What follows is a set of records; restate each one word for word and drop the pictures.

[Start Dataset rows]

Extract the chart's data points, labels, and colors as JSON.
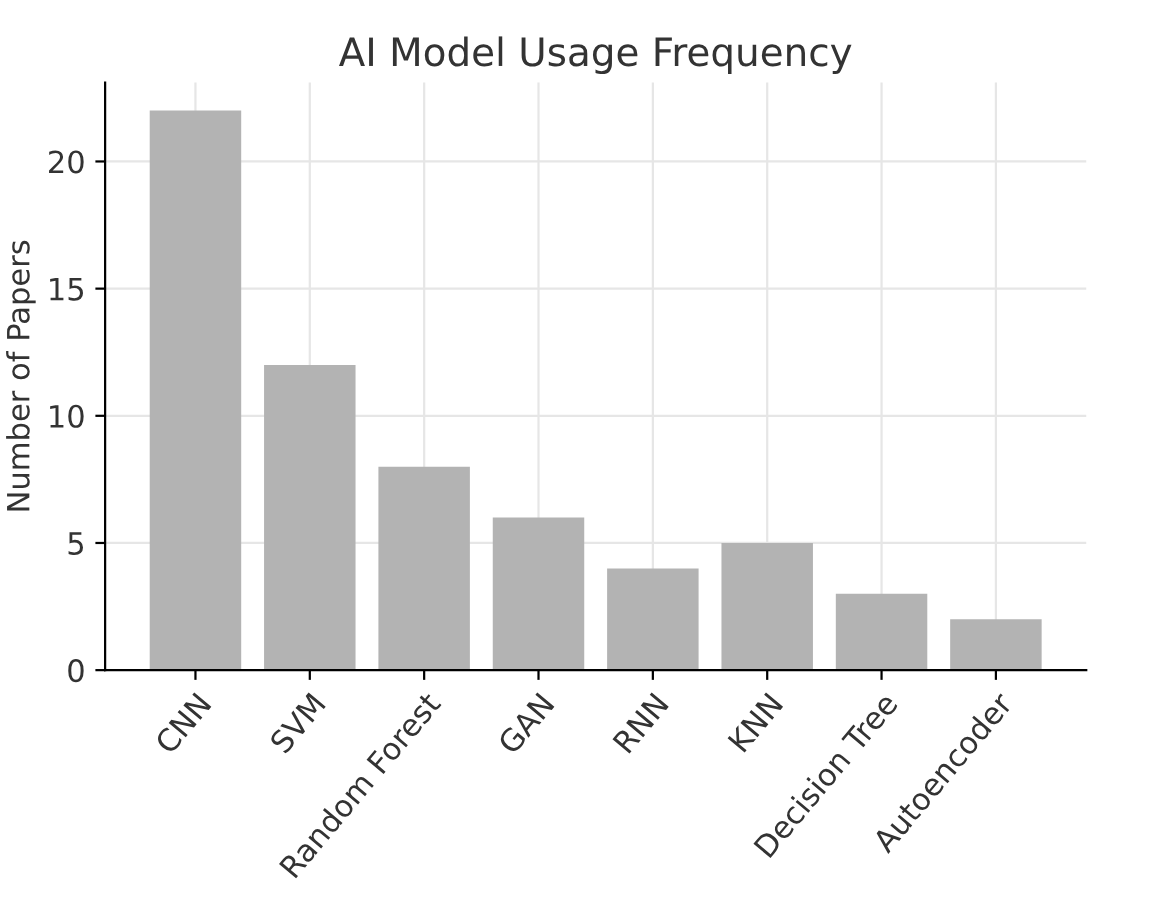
{
  "chart_data": {
    "type": "bar",
    "title": "AI Model Usage Frequency",
    "ylabel": "Number of Papers",
    "categories": [
      "CNN",
      "SVM",
      "Random Forest",
      "GAN",
      "RNN",
      "KNN",
      "Decision Tree",
      "Autoencoder"
    ],
    "values": [
      22,
      12,
      8,
      6,
      4,
      5,
      3,
      2
    ],
    "color": "#b3b3b3",
    "ylim": [
      0,
      23.1
    ],
    "yticks": [
      0,
      5,
      10,
      15,
      20
    ],
    "grid": true
  }
}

[End Dataset rows]

Exercise solution:
Extract the chart's data points, labels, and colors as JSON.
{
  "chart_data": {
    "type": "bar",
    "title": "AI Model Usage Frequency",
    "ylabel": "Number of Papers",
    "categories": [
      "CNN",
      "SVM",
      "Random Forest",
      "GAN",
      "RNN",
      "KNN",
      "Decision Tree",
      "Autoencoder"
    ],
    "values": [
      22,
      12,
      8,
      6,
      4,
      5,
      3,
      2
    ],
    "color": "#b3b3b3",
    "ylim": [
      0,
      23.1
    ],
    "yticks": [
      0,
      5,
      10,
      15,
      20
    ],
    "grid": true
  }
}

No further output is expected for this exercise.